[start Given records]

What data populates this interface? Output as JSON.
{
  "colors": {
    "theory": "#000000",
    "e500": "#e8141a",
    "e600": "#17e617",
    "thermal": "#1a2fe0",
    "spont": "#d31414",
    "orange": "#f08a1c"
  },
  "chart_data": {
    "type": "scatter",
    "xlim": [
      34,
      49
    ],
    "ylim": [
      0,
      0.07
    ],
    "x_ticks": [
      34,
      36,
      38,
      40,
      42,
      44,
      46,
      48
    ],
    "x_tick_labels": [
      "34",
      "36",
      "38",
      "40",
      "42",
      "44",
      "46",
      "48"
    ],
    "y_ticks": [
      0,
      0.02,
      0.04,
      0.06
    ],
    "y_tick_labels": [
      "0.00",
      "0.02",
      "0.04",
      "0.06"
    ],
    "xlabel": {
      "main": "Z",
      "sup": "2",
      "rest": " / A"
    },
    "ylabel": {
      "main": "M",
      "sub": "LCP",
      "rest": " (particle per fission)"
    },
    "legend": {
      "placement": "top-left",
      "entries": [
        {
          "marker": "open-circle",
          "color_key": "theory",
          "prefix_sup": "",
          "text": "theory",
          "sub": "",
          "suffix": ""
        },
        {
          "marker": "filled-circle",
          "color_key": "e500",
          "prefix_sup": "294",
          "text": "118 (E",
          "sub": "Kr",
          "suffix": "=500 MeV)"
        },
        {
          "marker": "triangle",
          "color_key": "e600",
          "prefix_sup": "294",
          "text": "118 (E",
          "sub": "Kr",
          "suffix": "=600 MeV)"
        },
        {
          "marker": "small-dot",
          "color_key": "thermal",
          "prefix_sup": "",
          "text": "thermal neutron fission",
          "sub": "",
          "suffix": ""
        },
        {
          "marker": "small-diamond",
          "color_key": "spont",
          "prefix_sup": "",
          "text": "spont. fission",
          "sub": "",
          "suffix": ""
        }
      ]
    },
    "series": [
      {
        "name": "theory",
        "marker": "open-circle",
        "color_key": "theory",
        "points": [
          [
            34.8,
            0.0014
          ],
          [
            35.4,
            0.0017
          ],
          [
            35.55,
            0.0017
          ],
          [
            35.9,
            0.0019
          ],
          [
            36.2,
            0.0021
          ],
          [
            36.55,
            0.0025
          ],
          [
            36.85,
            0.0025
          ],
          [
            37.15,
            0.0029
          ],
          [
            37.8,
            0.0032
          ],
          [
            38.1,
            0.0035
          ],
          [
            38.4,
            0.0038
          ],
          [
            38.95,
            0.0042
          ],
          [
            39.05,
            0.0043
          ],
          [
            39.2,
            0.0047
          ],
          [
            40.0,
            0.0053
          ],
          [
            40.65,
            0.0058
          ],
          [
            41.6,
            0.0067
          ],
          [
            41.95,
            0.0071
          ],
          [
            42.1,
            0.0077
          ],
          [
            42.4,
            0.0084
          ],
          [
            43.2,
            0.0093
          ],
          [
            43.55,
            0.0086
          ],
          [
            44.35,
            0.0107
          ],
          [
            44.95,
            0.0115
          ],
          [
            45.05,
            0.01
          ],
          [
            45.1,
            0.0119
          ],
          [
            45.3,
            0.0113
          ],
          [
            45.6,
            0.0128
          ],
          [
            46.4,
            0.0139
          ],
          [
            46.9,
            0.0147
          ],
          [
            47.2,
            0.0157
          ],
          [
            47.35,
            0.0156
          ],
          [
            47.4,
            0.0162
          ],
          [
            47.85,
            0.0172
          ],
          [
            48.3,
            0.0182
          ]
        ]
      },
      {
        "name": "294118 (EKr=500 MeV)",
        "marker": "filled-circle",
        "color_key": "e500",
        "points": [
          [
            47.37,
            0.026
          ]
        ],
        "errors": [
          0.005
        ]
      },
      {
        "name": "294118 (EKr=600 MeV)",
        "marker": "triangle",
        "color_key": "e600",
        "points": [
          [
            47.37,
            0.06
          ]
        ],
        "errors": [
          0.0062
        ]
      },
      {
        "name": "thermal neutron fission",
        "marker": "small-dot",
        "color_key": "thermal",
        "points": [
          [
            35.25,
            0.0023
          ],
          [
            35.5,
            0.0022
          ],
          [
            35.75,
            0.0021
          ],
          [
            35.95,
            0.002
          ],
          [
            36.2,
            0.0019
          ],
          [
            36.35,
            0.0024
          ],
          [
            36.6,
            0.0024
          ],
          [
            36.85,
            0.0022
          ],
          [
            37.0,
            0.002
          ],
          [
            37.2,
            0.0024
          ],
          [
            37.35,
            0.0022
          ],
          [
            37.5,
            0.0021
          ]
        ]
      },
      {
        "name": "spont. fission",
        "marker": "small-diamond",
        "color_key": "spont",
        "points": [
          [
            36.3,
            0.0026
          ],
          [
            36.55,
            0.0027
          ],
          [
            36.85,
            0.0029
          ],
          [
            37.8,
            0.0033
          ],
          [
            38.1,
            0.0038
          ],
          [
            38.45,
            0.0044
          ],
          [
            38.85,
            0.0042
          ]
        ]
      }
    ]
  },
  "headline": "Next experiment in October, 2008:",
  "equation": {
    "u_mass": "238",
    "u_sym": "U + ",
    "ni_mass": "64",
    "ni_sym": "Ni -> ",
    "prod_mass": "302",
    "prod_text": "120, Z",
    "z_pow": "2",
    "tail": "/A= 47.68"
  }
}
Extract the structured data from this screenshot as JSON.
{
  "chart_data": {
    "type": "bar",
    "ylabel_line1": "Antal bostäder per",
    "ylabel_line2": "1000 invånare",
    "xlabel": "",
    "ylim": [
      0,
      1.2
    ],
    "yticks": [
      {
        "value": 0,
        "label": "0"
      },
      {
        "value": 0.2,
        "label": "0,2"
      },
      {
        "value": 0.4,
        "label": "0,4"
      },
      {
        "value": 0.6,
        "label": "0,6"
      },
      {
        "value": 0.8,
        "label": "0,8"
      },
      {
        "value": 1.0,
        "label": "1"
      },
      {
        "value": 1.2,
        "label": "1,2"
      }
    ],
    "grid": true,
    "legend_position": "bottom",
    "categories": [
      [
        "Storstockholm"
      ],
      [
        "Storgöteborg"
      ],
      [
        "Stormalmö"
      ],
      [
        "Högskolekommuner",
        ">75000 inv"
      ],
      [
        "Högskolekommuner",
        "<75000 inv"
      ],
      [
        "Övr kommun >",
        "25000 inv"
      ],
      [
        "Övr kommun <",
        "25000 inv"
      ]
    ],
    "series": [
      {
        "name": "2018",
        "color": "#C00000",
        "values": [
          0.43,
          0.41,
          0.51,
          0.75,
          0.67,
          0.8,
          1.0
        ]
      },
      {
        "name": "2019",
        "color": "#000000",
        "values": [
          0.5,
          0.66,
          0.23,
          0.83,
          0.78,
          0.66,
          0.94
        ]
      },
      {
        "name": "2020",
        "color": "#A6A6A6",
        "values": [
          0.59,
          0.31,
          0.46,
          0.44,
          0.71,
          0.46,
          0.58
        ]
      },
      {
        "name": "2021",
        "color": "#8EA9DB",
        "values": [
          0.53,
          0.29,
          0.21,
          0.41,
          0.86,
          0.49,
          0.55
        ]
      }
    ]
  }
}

[end Given records]

To do:
Quote all the records. Keep every word exact.

The response:
What data populates this interface? Output as JSON.
{
  "colors": {
    "theory": "#000000",
    "e500": "#e8141a",
    "e600": "#17e617",
    "thermal": "#1a2fe0",
    "spont": "#d31414",
    "orange": "#f08a1c"
  },
  "chart_data": {
    "type": "scatter",
    "xlim": [
      34,
      49
    ],
    "ylim": [
      0,
      0.07
    ],
    "x_ticks": [
      34,
      36,
      38,
      40,
      42,
      44,
      46,
      48
    ],
    "x_tick_labels": [
      "34",
      "36",
      "38",
      "40",
      "42",
      "44",
      "46",
      "48"
    ],
    "y_ticks": [
      0,
      0.02,
      0.04,
      0.06
    ],
    "y_tick_labels": [
      "0.00",
      "0.02",
      "0.04",
      "0.06"
    ],
    "xlabel": {
      "main": "Z",
      "sup": "2",
      "rest": " / A"
    },
    "ylabel": {
      "main": "M",
      "sub": "LCP",
      "rest": " (particle per fission)"
    },
    "legend": {
      "placement": "top-left",
      "entries": [
        {
          "marker": "open-circle",
          "color_key": "theory",
          "prefix_sup": "",
          "text": "theory",
          "sub": "",
          "suffix": ""
        },
        {
          "marker": "filled-circle",
          "color_key": "e500",
          "prefix_sup": "294",
          "text": "118 (E",
          "sub": "Kr",
          "suffix": "=500 MeV)"
        },
        {
          "marker": "triangle",
          "color_key": "e600",
          "prefix_sup": "294",
          "text": "118 (E",
          "sub": "Kr",
          "suffix": "=600 MeV)"
        },
        {
          "marker": "small-dot",
          "color_key": "thermal",
          "prefix_sup": "",
          "text": "thermal neutron fission",
          "sub": "",
          "suffix": ""
        },
        {
          "marker": "small-diamond",
          "color_key": "spont",
          "prefix_sup": "",
          "text": "spont. fission",
          "sub": "",
          "suffix": ""
        }
      ]
    },
    "series": [
      {
        "name": "theory",
        "marker": "open-circle",
        "color_key": "theory",
        "points": [
          [
            34.8,
            0.0014
          ],
          [
            35.4,
            0.0017
          ],
          [
            35.55,
            0.0017
          ],
          [
            35.9,
            0.0019
          ],
          [
            36.2,
            0.0021
          ],
          [
            36.55,
            0.0025
          ],
          [
            36.85,
            0.0025
          ],
          [
            37.15,
            0.0029
          ],
          [
            37.8,
            0.0032
          ],
          [
            38.1,
            0.0035
          ],
          [
            38.4,
            0.0038
          ],
          [
            38.95,
            0.0042
          ],
          [
            39.05,
            0.0043
          ],
          [
            39.2,
            0.0047
          ],
          [
            40.0,
            0.0053
          ],
          [
            40.65,
            0.0058
          ],
          [
            41.6,
            0.0067
          ],
          [
            41.95,
            0.0071
          ],
          [
            42.1,
            0.0077
          ],
          [
            42.4,
            0.0084
          ],
          [
            43.2,
            0.0093
          ],
          [
            43.55,
            0.0086
          ],
          [
            44.35,
            0.0107
          ],
          [
            44.95,
            0.0115
          ],
          [
            45.05,
            0.01
          ],
          [
            45.1,
            0.0119
          ],
          [
            45.3,
            0.0113
          ],
          [
            45.6,
            0.0128
          ],
          [
            46.4,
            0.0139
          ],
          [
            46.9,
            0.0147
          ],
          [
            47.2,
            0.0157
          ],
          [
            47.35,
            0.0156
          ],
          [
            47.4,
            0.0162
          ],
          [
            47.85,
            0.0172
          ],
          [
            48.3,
            0.0182
          ]
        ]
      },
      {
        "name": "294118 (EKr=500 MeV)",
        "marker": "filled-circle",
        "color_key": "e500",
        "points": [
          [
            47.37,
            0.026
          ]
        ],
        "errors": [
          0.005
        ]
      },
      {
        "name": "294118 (EKr=600 MeV)",
        "marker": "triangle",
        "color_key": "e600",
        "points": [
          [
            47.37,
            0.06
          ]
        ],
        "errors": [
          0.0062
        ]
      },
      {
        "name": "thermal neutron fission",
        "marker": "small-dot",
        "color_key": "thermal",
        "points": [
          [
            35.25,
            0.0023
          ],
          [
            35.5,
            0.0022
          ],
          [
            35.75,
            0.0021
          ],
          [
            35.95,
            0.002
          ],
          [
            36.2,
            0.0019
          ],
          [
            36.35,
            0.0024
          ],
          [
            36.6,
            0.0024
          ],
          [
            36.85,
            0.0022
          ],
          [
            37.0,
            0.002
          ],
          [
            37.2,
            0.0024
          ],
          [
            37.35,
            0.0022
          ],
          [
            37.5,
            0.0021
          ]
        ]
      },
      {
        "name": "spont. fission",
        "marker": "small-diamond",
        "color_key": "spont",
        "points": [
          [
            36.3,
            0.0026
          ],
          [
            36.55,
            0.0027
          ],
          [
            36.85,
            0.0029
          ],
          [
            37.8,
            0.0033
          ],
          [
            38.1,
            0.0038
          ],
          [
            38.45,
            0.0044
          ],
          [
            38.85,
            0.0042
          ]
        ]
      }
    ]
  },
  "headline": "Next experiment in October, 2008:",
  "equation": {
    "u_mass": "238",
    "u_sym": "U + ",
    "ni_mass": "64",
    "ni_sym": "Ni -> ",
    "prod_mass": "302",
    "prod_text": "120, Z",
    "z_pow": "2",
    "tail": "/A= 47.68"
  }
}
Extract the structured data from this screenshot as JSON.
{
  "chart_data": {
    "type": "bar",
    "ylabel_line1": "Antal bostäder per",
    "ylabel_line2": "1000 invånare",
    "xlabel": "",
    "ylim": [
      0,
      1.2
    ],
    "yticks": [
      {
        "value": 0,
        "label": "0"
      },
      {
        "value": 0.2,
        "label": "0,2"
      },
      {
        "value": 0.4,
        "label": "0,4"
      },
      {
        "value": 0.6,
        "label": "0,6"
      },
      {
        "value": 0.8,
        "label": "0,8"
      },
      {
        "value": 1.0,
        "label": "1"
      },
      {
        "value": 1.2,
        "label": "1,2"
      }
    ],
    "grid": true,
    "legend_position": "bottom",
    "categories": [
      [
        "Storstockholm"
      ],
      [
        "Storgöteborg"
      ],
      [
        "Stormalmö"
      ],
      [
        "Högskolekommuner",
        ">75000 inv"
      ],
      [
        "Högskolekommuner",
        "<75000 inv"
      ],
      [
        "Övr kommun >",
        "25000 inv"
      ],
      [
        "Övr kommun <",
        "25000 inv"
      ]
    ],
    "series": [
      {
        "name": "2018",
        "color": "#C00000",
        "values": [
          0.43,
          0.41,
          0.51,
          0.75,
          0.67,
          0.8,
          1.0
        ]
      },
      {
        "name": "2019",
        "color": "#000000",
        "values": [
          0.5,
          0.66,
          0.23,
          0.83,
          0.78,
          0.66,
          0.94
        ]
      },
      {
        "name": "2020",
        "color": "#A6A6A6",
        "values": [
          0.59,
          0.31,
          0.46,
          0.44,
          0.71,
          0.46,
          0.58
        ]
      },
      {
        "name": "2021",
        "color": "#8EA9DB",
        "values": [
          0.53,
          0.29,
          0.21,
          0.41,
          0.86,
          0.49,
          0.55
        ]
      }
    ]
  }
}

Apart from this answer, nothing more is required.